▸ Passage:

· · ·

Book Review: The deadly legacy of the Cold War in the modern world

The anti-communist purge in Indonesia in the 1960s is retold in a compelling examination of US Cold War policy.

Book review: Vincent Bevins, The Jakarta Method: Washington’s anti-communist crusade and the mass murder program that shaped our world (Hachette, 2020)

The world is awash with reports of alleged Chinese interference and influence operations in diverse countries and international organisations.  This is usually seen as evidence of China’s efforts to shape the world to suit its interests and undermine the US-led postwar rules-based world order.

Despite the expressed outrage in the West, China’s alleged behaviour should not be surprising. Great powers have always tried to dominate the world they live in. Indeed, Vincent Bevins’s new bookThe Jakarta Method shines an important light on US efforts to forge a capitalist world order during the Cold War. 

Bevins is able to enrich our knowledge of this overlooked chapter in Cold War history thanks to reporting on recently declassified CIA documents, as well as interviews with survivors. The most important case that he deals with took place in Indonesia, culminating with a coup against President Sukarno in 1965.

Sukarno was a founding father of the newly independent Indonesia following the Second World War. He was a visionary who brought together different religions, ethnicities and political strains on the almost 18000 islands to create today’s Indonesia.

Bevins writes in the early years of the Cold War the US felt that it could deal with Sukarno, even though he was left-leaning and a strident anti-colonialist. But America became concerned in the 1950s when the Indonesia Communist Party started performing better and better in elections.

And then Sukarno emerged as a leader of the Third World when he organised an important meeting of the countries of Asia and Africa, the 1955 Bandung Conference. The mission was to stand up against former colonial masters and challenge the rules of the world order.

Sukarno became a bogeyman for Washington, Bevins writes, needing to be deposed. So the CIA moved into action, generously funding a right-wing Muslim party, with little effect, so it then armed and supported a separatist movement within Indonesia. The CIA even made a pornographic film, produced by Bing Crosby, in which they attempted to discredit Sukarno by depicting his voracious sexual appetite. The movie was so bad that it was never released. An assassination was planned, but the CIA did not go through with it.

Frustrated, the US shifted tactics, writes Bevins. From 1958 to 1963, it hosted thousands of Indonesian army officers in Kansas to give them training in anti-communism and in American values. This also included late-night visits to salacious bars and generous stipends.

Bevins argues that this Indonesian episode was a turning point in the Cold War, and critical for the US construction of capitalist world order.

US relations with Indonesia deteriorated further when Sukarno picked a fight (“konfrontasi”) with the British over the formation of Malaysia. And following the assassination of John F. Kennedy, President Lyndon Johnson decided to take a harder line with Indonesia.

Bevins records that the CIA and Britain’s foreign intelligence service MI6 decided to agitate for a clash between the Indonesian army and the unarmed communists in 1965–66. This provided the pretext for the army to crush the Indonesian communist party. At every step, the US-backed and assisted in what resulted in the massacre of as many as a million Indonesians.

· · ·

▸ Data provided:
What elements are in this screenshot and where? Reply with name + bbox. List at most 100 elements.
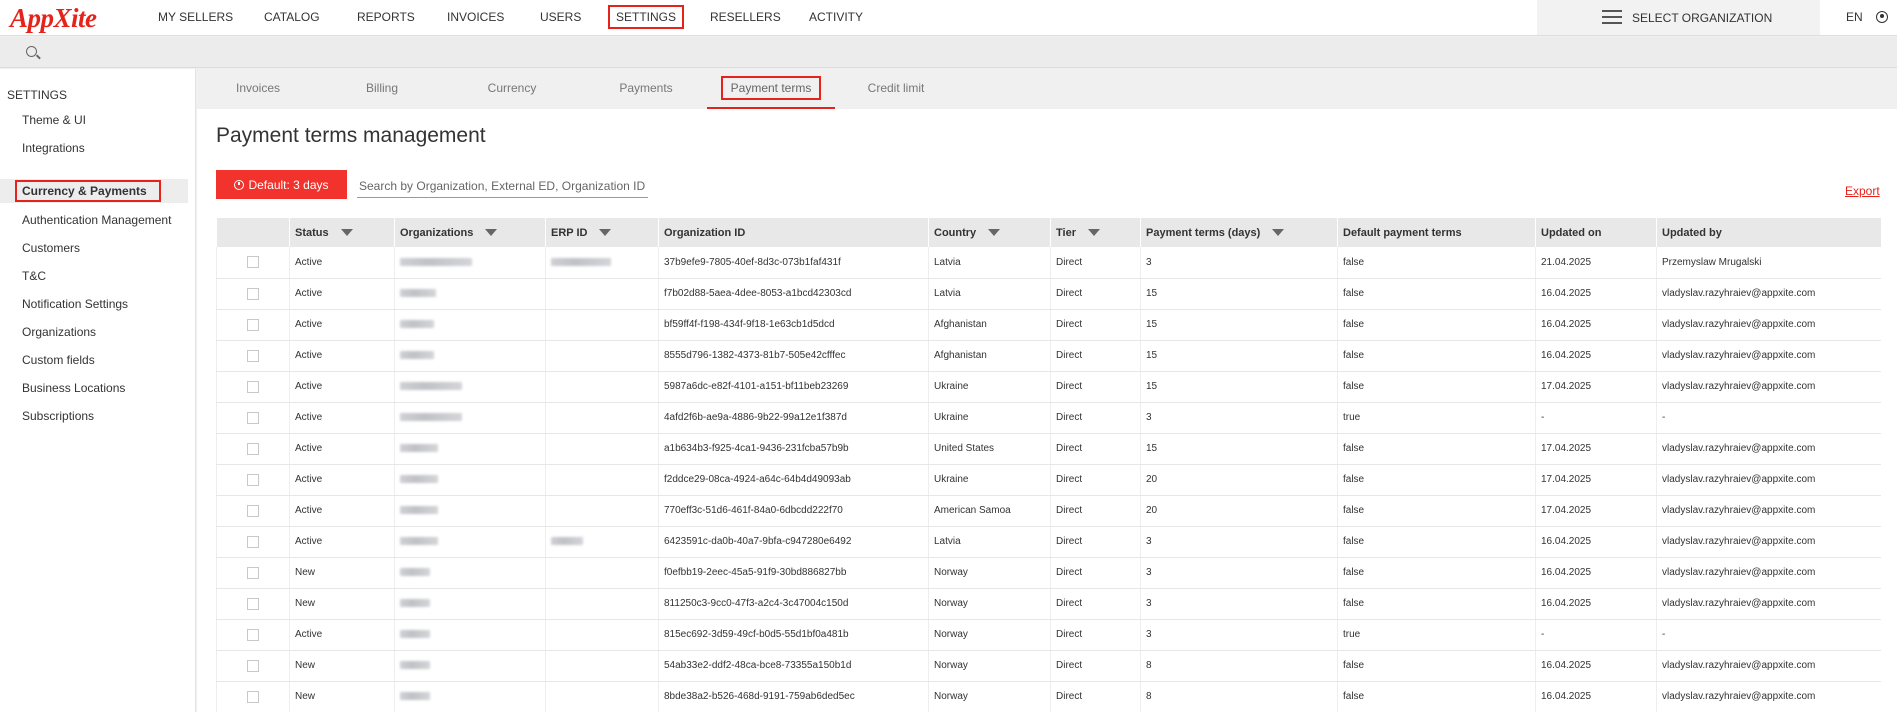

· · ·

▸ Task to carry out: Write out the part of the book review that begins at the words "Sukarno became a" and stops after the words "through with it.".

▸ Exercise output:
Sukarno became a bogeyman for Washington, Bevins writes, needing to be deposed. So the CIA moved into action, generously funding a right-wing Muslim party, with little effect, so it then armed and supported a separatist movement within Indonesia. The CIA even made a pornographic film, produced by Bing Crosby, in which they attempted to discredit Sukarno by depicting his voracious sexual appetite. The movie was so bad that it was never released. An assassination was planned, but the CIA did not go through with it.